▶ ENTRIES
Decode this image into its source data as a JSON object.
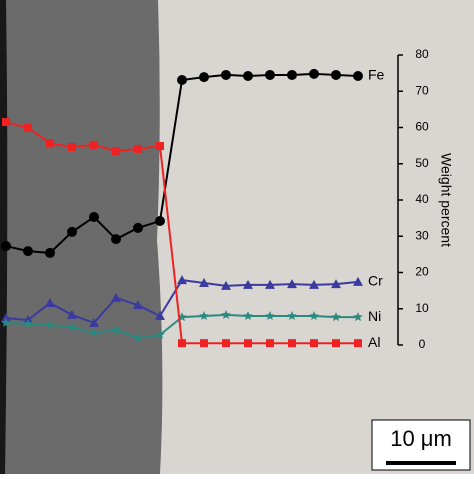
{
  "chart_data": {
    "type": "line",
    "ylabel": "Weight percent",
    "categories": [
      null,
      null,
      null,
      null,
      null,
      null,
      null,
      null,
      null,
      null,
      null,
      null,
      null,
      null,
      null,
      null,
      null
    ],
    "series": [
      {
        "name": "Fe",
        "color": "#000000",
        "marker": "circle",
        "values": [
          27.3,
          25.9,
          25.4,
          31.2,
          35.3,
          29.2,
          32.3,
          34.2,
          73.1,
          73.9,
          74.5,
          74.2,
          74.5,
          74.5,
          74.8,
          74.5,
          74.2
        ]
      },
      {
        "name": "Cr",
        "color": "#3a3aa0",
        "marker": "triangle",
        "values": [
          7.4,
          6.9,
          11.6,
          8.3,
          6.1,
          13.0,
          11.0,
          8.0,
          17.9,
          17.1,
          16.3,
          16.6,
          16.6,
          16.8,
          16.6,
          16.8,
          17.4
        ]
      },
      {
        "name": "Ni",
        "color": "#2a8a80",
        "marker": "star",
        "values": [
          6.1,
          5.8,
          5.5,
          5.0,
          3.3,
          4.1,
          1.9,
          2.8,
          7.7,
          8.0,
          8.3,
          8.0,
          8.0,
          8.0,
          8.0,
          7.7,
          7.7
        ]
      },
      {
        "name": "Al",
        "color": "#ee2222",
        "marker": "square",
        "values": [
          61.5,
          59.9,
          55.7,
          54.6,
          55.2,
          53.5,
          54.1,
          54.9,
          0.5,
          0.5,
          0.5,
          0.5,
          0.5,
          0.5,
          0.5,
          0.5,
          0.5
        ]
      }
    ],
    "ylim": [
      0,
      80
    ],
    "yticks": [
      0,
      10,
      20,
      30,
      40,
      50,
      60,
      70,
      80
    ],
    "annotations": [
      "10 μm"
    ]
  }
}
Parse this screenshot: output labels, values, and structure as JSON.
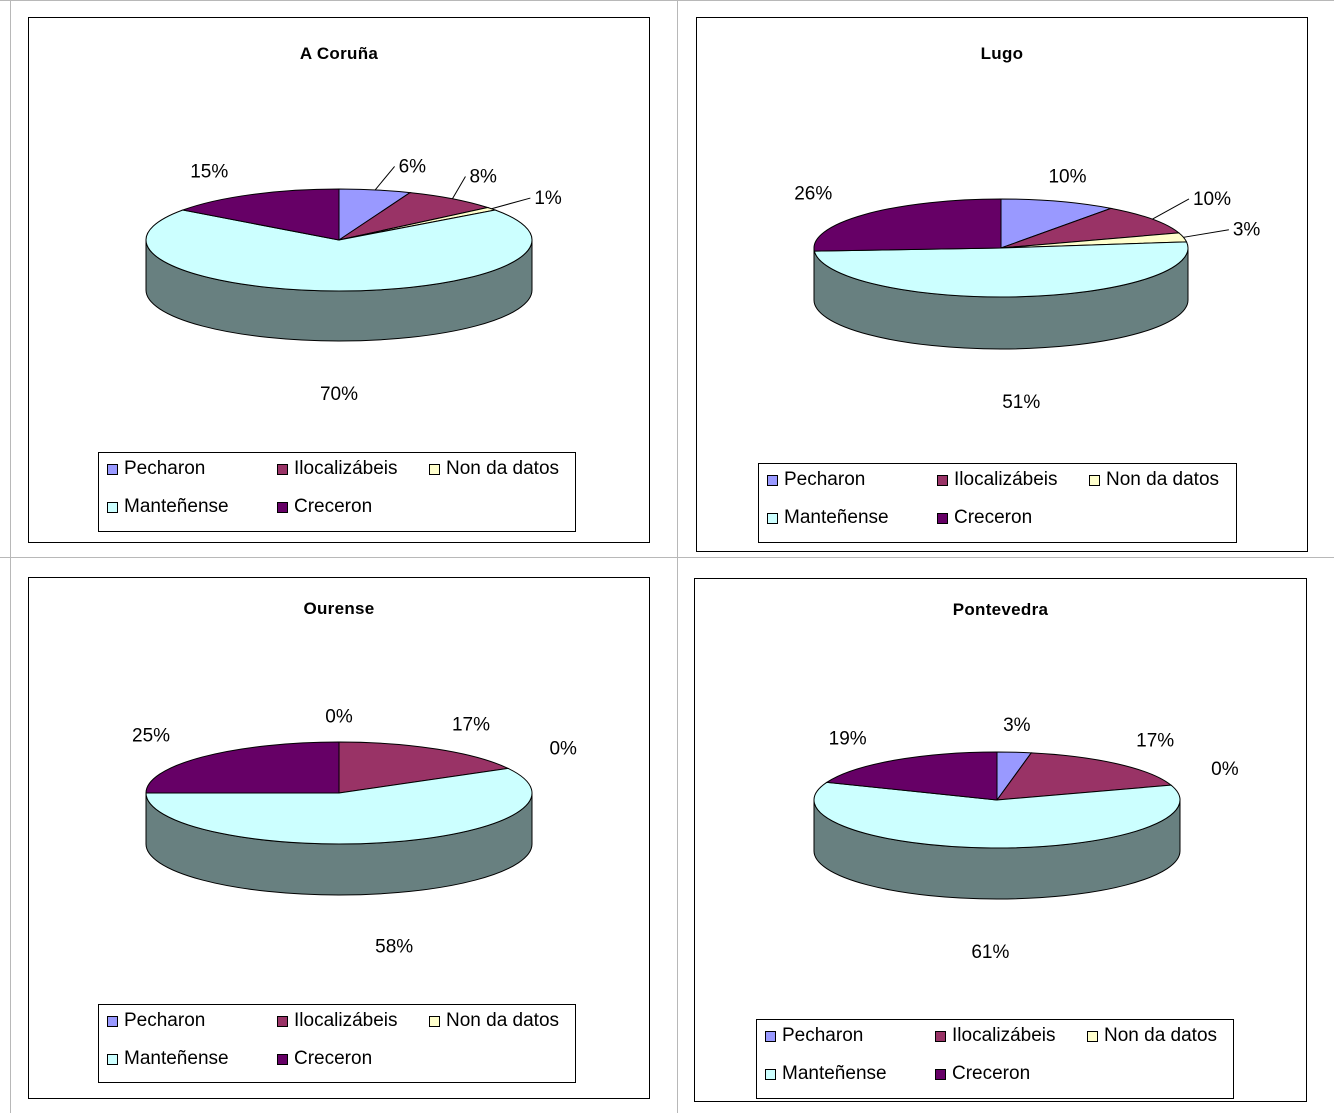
{
  "legend_entries": [
    "Pecharon",
    "Ilocalizábeis",
    "Non da datos",
    "Manteñense",
    "Creceron"
  ],
  "colors": {
    "Pecharon": "#9999ff",
    "Ilocalizábeis": "#993366",
    "Non da datos": "#ffffcc",
    "Manteñense": "#ccffff",
    "Creceron": "#660066",
    "side": "#688080"
  },
  "chart_data": [
    {
      "type": "pie",
      "title": "A Coruña",
      "categories": [
        "Pecharon",
        "Ilocalizábeis",
        "Non da datos",
        "Manteñense",
        "Creceron"
      ],
      "values": [
        6,
        8,
        1,
        70,
        15
      ],
      "labels": [
        "6%",
        "8%",
        "1%",
        "70%",
        "15%"
      ],
      "legend": "bottom"
    },
    {
      "type": "pie",
      "title": "Lugo",
      "categories": [
        "Pecharon",
        "Ilocalizábeis",
        "Non da datos",
        "Manteñense",
        "Creceron"
      ],
      "values": [
        10,
        10,
        3,
        51,
        26
      ],
      "labels": [
        "10%",
        "10%",
        "3%",
        "51%",
        "26%"
      ],
      "legend": "bottom"
    },
    {
      "type": "pie",
      "title": "Ourense",
      "categories": [
        "Pecharon",
        "Ilocalizábeis",
        "Non da datos",
        "Manteñense",
        "Creceron"
      ],
      "values": [
        0,
        17,
        0,
        58,
        25
      ],
      "labels": [
        "0%",
        "17%",
        "0%",
        "58%",
        "25%"
      ],
      "legend": "bottom"
    },
    {
      "type": "pie",
      "title": "Pontevedra",
      "categories": [
        "Pecharon",
        "Ilocalizábeis",
        "Non da datos",
        "Manteñense",
        "Creceron"
      ],
      "values": [
        3,
        17,
        0,
        61,
        19
      ],
      "labels": [
        "3%",
        "17%",
        "0%",
        "61%",
        "19%"
      ],
      "legend": "bottom"
    }
  ]
}
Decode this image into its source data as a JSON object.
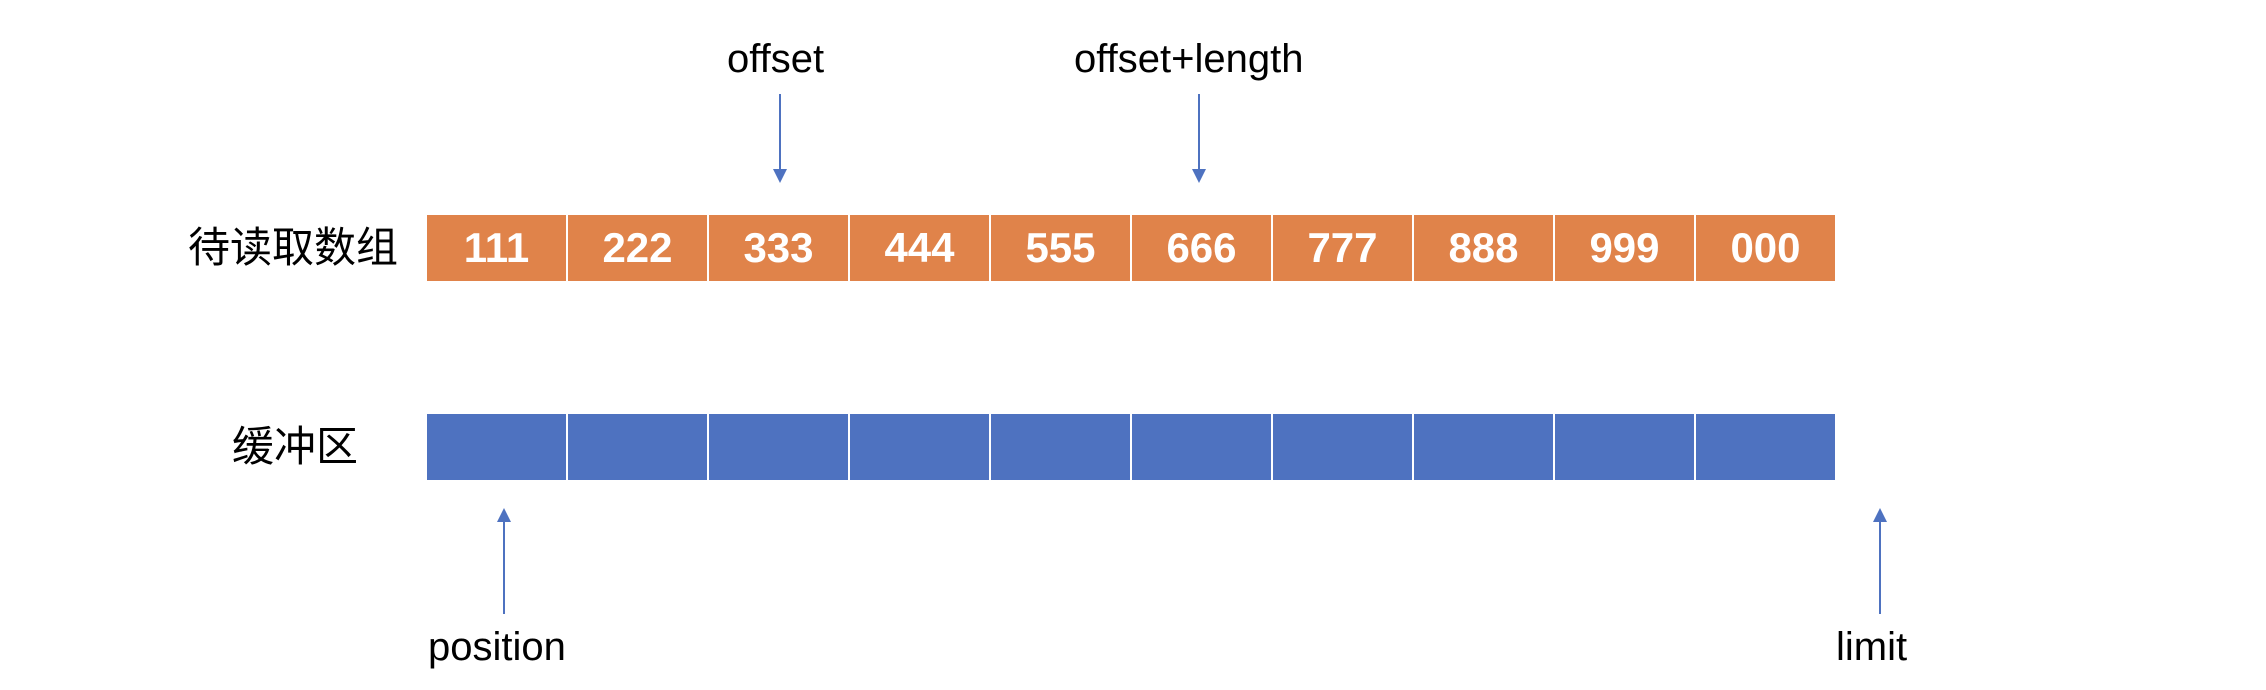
{
  "source_array": {
    "label": "待读取数组",
    "values": [
      "111",
      "222",
      "333",
      "444",
      "555",
      "666",
      "777",
      "888",
      "999",
      "000"
    ]
  },
  "buffer": {
    "label": "缓冲区",
    "cell_count": 10
  },
  "pointers": {
    "offset": "offset",
    "offset_length": "offset+length",
    "position": "position",
    "limit": "limit"
  },
  "colors": {
    "source_cell": "#e0834a",
    "buffer_cell": "#4e72c0",
    "arrow": "#4e72c0"
  }
}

▶ SHORT EXERCISE
Write out again every line above exactly as given; the pictures do not belong in the copy.

▶ FULL SOLUTION
Decode this image into its source data as a JSON object.
{
  "chart_data": {
    "type": "line",
    "ylabel": "Weight percent",
    "categories": [
      null,
      null,
      null,
      null,
      null,
      null,
      null,
      null,
      null,
      null,
      null,
      null,
      null,
      null,
      null,
      null,
      null
    ],
    "series": [
      {
        "name": "Fe",
        "color": "#000000",
        "marker": "circle",
        "values": [
          27.3,
          25.9,
          25.4,
          31.2,
          35.3,
          29.2,
          32.3,
          34.2,
          73.1,
          73.9,
          74.5,
          74.2,
          74.5,
          74.5,
          74.8,
          74.5,
          74.2
        ]
      },
      {
        "name": "Cr",
        "color": "#3a3aa0",
        "marker": "triangle",
        "values": [
          7.4,
          6.9,
          11.6,
          8.3,
          6.1,
          13.0,
          11.0,
          8.0,
          17.9,
          17.1,
          16.3,
          16.6,
          16.6,
          16.8,
          16.6,
          16.8,
          17.4
        ]
      },
      {
        "name": "Ni",
        "color": "#2a8a80",
        "marker": "star",
        "values": [
          6.1,
          5.8,
          5.5,
          5.0,
          3.3,
          4.1,
          1.9,
          2.8,
          7.7,
          8.0,
          8.3,
          8.0,
          8.0,
          8.0,
          8.0,
          7.7,
          7.7
        ]
      },
      {
        "name": "Al",
        "color": "#ee2222",
        "marker": "square",
        "values": [
          61.5,
          59.9,
          55.7,
          54.6,
          55.2,
          53.5,
          54.1,
          54.9,
          0.5,
          0.5,
          0.5,
          0.5,
          0.5,
          0.5,
          0.5,
          0.5,
          0.5
        ]
      }
    ],
    "ylim": [
      0,
      80
    ],
    "yticks": [
      0,
      10,
      20,
      30,
      40,
      50,
      60,
      70,
      80
    ],
    "annotations": [
      "10 μm"
    ]
  }
}
Parse this screenshot: output labels, values, and structure as JSON.
{
  "legend_entries": [
    "Pecharon",
    "Ilocalizábeis",
    "Non da datos",
    "Manteñense",
    "Creceron"
  ],
  "colors": {
    "Pecharon": "#9999ff",
    "Ilocalizábeis": "#993366",
    "Non da datos": "#ffffcc",
    "Manteñense": "#ccffff",
    "Creceron": "#660066",
    "side": "#688080"
  },
  "chart_data": [
    {
      "type": "pie",
      "title": "A Coruña",
      "categories": [
        "Pecharon",
        "Ilocalizábeis",
        "Non da datos",
        "Manteñense",
        "Creceron"
      ],
      "values": [
        6,
        8,
        1,
        70,
        15
      ],
      "labels": [
        "6%",
        "8%",
        "1%",
        "70%",
        "15%"
      ],
      "legend": "bottom"
    },
    {
      "type": "pie",
      "title": "Lugo",
      "categories": [
        "Pecharon",
        "Ilocalizábeis",
        "Non da datos",
        "Manteñense",
        "Creceron"
      ],
      "values": [
        10,
        10,
        3,
        51,
        26
      ],
      "labels": [
        "10%",
        "10%",
        "3%",
        "51%",
        "26%"
      ],
      "legend": "bottom"
    },
    {
      "type": "pie",
      "title": "Ourense",
      "categories": [
        "Pecharon",
        "Ilocalizábeis",
        "Non da datos",
        "Manteñense",
        "Creceron"
      ],
      "values": [
        0,
        17,
        0,
        58,
        25
      ],
      "labels": [
        "0%",
        "17%",
        "0%",
        "58%",
        "25%"
      ],
      "legend": "bottom"
    },
    {
      "type": "pie",
      "title": "Pontevedra",
      "categories": [
        "Pecharon",
        "Ilocalizábeis",
        "Non da datos",
        "Manteñense",
        "Creceron"
      ],
      "values": [
        3,
        17,
        0,
        61,
        19
      ],
      "labels": [
        "3%",
        "17%",
        "0%",
        "61%",
        "19%"
      ],
      "legend": "bottom"
    }
  ]
}
Decode this image into its source data as a JSON object.
{
  "source_array": {
    "label": "待读取数组",
    "values": [
      "111",
      "222",
      "333",
      "444",
      "555",
      "666",
      "777",
      "888",
      "999",
      "000"
    ]
  },
  "buffer": {
    "label": "缓冲区",
    "cell_count": 10
  },
  "pointers": {
    "offset": "offset",
    "offset_length": "offset+length",
    "position": "position",
    "limit": "limit"
  },
  "colors": {
    "source_cell": "#e0834a",
    "buffer_cell": "#4e72c0",
    "arrow": "#4e72c0"
  }
}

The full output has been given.